Produce an exact copy of the lines from the line containing "Read all visible content and emit it as JSON." through the last line of the entries below, and only those lines.

--- PROVIDED ENTRIES ---

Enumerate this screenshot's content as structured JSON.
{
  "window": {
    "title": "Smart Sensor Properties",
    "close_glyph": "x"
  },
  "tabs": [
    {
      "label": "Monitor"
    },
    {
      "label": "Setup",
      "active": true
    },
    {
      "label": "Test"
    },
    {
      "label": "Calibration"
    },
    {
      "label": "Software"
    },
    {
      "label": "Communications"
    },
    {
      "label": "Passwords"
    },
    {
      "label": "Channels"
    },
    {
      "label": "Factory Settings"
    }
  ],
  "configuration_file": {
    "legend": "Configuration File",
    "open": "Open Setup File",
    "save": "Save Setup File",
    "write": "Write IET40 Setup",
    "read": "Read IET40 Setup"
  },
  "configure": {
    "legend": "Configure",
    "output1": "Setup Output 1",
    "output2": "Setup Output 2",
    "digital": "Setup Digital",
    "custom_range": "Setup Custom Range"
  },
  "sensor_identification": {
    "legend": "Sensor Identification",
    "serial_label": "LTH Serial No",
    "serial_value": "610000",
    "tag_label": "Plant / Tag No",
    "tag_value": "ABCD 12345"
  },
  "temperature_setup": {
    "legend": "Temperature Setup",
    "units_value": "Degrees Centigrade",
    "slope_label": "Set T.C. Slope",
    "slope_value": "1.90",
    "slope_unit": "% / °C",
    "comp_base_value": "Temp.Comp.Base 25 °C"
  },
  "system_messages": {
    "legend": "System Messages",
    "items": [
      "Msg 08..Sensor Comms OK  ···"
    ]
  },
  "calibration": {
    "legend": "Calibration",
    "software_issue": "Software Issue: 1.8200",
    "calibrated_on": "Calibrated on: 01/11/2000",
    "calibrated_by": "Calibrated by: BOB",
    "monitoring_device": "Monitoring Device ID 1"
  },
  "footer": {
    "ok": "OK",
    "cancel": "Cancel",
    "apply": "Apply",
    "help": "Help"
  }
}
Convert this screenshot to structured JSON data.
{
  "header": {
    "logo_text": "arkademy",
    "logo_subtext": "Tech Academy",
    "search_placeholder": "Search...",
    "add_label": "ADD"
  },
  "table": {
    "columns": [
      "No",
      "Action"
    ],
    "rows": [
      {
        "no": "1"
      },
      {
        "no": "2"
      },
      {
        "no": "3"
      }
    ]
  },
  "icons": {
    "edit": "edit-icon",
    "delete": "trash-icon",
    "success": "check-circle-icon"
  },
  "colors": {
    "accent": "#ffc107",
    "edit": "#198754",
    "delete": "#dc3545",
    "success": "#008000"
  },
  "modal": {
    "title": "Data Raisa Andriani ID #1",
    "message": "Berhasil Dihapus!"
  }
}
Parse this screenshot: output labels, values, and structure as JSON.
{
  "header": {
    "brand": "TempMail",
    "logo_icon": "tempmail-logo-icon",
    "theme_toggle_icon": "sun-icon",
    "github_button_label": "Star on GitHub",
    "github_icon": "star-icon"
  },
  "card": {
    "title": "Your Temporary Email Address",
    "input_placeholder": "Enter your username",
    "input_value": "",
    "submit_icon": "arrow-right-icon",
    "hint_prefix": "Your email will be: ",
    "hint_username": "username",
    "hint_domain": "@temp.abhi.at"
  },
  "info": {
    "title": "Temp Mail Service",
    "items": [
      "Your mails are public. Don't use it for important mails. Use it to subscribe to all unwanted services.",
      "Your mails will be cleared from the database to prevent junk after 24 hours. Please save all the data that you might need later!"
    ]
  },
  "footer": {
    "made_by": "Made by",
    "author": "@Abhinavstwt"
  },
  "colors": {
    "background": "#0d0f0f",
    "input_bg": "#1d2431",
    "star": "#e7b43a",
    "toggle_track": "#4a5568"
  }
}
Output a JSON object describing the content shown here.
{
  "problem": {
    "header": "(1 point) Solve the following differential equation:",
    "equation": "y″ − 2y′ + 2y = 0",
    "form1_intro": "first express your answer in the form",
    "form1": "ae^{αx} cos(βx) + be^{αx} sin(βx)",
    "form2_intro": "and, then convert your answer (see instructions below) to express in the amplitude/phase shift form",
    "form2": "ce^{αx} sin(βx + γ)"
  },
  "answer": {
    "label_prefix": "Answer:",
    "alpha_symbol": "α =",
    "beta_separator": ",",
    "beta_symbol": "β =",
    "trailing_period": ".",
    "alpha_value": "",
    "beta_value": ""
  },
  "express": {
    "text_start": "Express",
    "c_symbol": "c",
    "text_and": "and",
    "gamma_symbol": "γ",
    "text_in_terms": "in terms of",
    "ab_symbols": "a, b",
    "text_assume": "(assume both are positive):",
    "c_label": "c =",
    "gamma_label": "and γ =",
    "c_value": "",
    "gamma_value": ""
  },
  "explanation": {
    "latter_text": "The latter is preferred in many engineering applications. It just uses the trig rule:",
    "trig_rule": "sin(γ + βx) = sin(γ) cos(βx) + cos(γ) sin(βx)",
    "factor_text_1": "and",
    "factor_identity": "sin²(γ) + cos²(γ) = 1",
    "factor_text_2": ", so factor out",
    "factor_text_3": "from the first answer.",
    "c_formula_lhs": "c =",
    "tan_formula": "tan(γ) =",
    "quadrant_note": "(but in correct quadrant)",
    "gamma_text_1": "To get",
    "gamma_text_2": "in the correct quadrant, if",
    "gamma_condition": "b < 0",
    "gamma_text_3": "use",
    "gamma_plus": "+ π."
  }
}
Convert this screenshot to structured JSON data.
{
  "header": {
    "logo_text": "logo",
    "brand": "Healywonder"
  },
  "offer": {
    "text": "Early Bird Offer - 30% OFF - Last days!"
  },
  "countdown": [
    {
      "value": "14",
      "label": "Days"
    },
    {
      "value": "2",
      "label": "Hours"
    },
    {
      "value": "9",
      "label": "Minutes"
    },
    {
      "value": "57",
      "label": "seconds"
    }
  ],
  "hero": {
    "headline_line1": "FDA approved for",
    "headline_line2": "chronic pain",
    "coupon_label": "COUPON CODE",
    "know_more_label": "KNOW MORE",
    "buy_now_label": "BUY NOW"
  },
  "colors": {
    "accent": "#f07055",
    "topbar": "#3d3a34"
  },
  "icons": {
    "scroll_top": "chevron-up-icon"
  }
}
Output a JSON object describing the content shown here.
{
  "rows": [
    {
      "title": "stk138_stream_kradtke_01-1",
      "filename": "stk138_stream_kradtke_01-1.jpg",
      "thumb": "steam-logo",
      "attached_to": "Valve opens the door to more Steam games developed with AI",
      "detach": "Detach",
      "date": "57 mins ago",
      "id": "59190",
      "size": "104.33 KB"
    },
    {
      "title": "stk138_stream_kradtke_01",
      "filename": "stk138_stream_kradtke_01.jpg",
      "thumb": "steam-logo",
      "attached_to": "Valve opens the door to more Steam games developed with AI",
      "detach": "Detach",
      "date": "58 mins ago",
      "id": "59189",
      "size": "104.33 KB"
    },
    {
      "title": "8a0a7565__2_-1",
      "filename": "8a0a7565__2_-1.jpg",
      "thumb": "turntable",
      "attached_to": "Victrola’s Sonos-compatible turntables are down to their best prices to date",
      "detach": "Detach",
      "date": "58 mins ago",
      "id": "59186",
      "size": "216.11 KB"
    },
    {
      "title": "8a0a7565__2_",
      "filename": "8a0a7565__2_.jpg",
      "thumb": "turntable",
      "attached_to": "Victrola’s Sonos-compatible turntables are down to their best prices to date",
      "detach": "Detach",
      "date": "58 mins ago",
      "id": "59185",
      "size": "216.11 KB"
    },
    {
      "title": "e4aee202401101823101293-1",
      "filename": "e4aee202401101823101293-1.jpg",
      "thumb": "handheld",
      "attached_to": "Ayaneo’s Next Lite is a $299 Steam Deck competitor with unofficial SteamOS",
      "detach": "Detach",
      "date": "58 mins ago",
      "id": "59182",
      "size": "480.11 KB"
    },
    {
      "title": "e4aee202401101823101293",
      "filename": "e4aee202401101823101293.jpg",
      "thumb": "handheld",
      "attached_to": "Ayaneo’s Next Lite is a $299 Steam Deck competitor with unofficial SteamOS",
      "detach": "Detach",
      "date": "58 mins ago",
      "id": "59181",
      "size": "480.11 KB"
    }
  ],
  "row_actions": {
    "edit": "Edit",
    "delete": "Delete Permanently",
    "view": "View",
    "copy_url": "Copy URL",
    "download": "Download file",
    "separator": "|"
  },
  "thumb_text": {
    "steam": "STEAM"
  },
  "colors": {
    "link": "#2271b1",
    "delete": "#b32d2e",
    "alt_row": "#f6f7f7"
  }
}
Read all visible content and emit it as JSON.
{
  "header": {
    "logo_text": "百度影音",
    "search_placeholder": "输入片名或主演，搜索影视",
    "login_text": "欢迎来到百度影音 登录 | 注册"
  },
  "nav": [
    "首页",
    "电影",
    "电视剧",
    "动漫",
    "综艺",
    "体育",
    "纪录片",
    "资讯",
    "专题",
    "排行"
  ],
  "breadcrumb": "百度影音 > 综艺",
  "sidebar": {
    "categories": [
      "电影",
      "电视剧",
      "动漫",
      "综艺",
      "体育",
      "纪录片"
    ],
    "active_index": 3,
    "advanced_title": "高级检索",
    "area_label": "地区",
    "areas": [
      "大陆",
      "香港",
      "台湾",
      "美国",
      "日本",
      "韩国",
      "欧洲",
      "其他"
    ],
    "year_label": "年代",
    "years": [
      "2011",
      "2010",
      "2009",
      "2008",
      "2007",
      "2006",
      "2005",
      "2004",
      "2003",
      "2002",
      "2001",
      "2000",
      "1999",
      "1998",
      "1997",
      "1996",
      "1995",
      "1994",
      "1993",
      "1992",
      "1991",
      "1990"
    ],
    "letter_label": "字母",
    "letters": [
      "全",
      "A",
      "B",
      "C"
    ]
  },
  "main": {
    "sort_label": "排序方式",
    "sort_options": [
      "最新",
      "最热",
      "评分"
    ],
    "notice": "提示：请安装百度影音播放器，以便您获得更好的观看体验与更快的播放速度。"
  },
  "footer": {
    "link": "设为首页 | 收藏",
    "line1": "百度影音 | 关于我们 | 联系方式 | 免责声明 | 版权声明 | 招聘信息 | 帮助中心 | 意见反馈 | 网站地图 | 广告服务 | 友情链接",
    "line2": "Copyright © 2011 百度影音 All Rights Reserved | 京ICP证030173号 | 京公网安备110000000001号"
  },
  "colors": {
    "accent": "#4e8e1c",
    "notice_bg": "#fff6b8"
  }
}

---

→ FINISHED EXERCISE:
Read all visible content and emit it as JSON.
{
  "header": {
    "logo_text": "百度影音",
    "search_placeholder": "输入片名或主演，搜索影视",
    "login_text": "欢迎来到百度影音 登录 | 注册"
  },
  "nav": [
    "首页",
    "电影",
    "电视剧",
    "动漫",
    "综艺",
    "体育",
    "纪录片",
    "资讯",
    "专题",
    "排行"
  ],
  "breadcrumb": "百度影音 > 综艺",
  "sidebar": {
    "categories": [
      "电影",
      "电视剧",
      "动漫",
      "综艺",
      "体育",
      "纪录片"
    ],
    "active_index": 3,
    "advanced_title": "高级检索",
    "area_label": "地区",
    "areas": [
      "大陆",
      "香港",
      "台湾",
      "美国",
      "日本",
      "韩国",
      "欧洲",
      "其他"
    ],
    "year_label": "年代",
    "years": [
      "2011",
      "2010",
      "2009",
      "2008",
      "2007",
      "2006",
      "2005",
      "2004",
      "2003",
      "2002",
      "2001",
      "2000",
      "1999",
      "1998",
      "1997",
      "1996",
      "1995",
      "1994",
      "1993",
      "1992",
      "1991",
      "1990"
    ],
    "letter_label": "字母",
    "letters": [
      "全",
      "A",
      "B",
      "C"
    ]
  },
  "main": {
    "sort_label": "排序方式",
    "sort_options": [
      "最新",
      "最热",
      "评分"
    ],
    "notice": "提示：请安装百度影音播放器，以便您获得更好的观看体验与更快的播放速度。"
  },
  "footer": {
    "link": "设为首页 | 收藏",
    "line1": "百度影音 | 关于我们 | 联系方式 | 免责声明 | 版权声明 | 招聘信息 | 帮助中心 | 意见反馈 | 网站地图 | 广告服务 | 友情链接",
    "line2": "Copyright © 2011 百度影音 All Rights Reserved | 京ICP证030173号 | 京公网安备110000000001号"
  },
  "colors": {
    "accent": "#4e8e1c",
    "notice_bg": "#fff6b8"
  }
}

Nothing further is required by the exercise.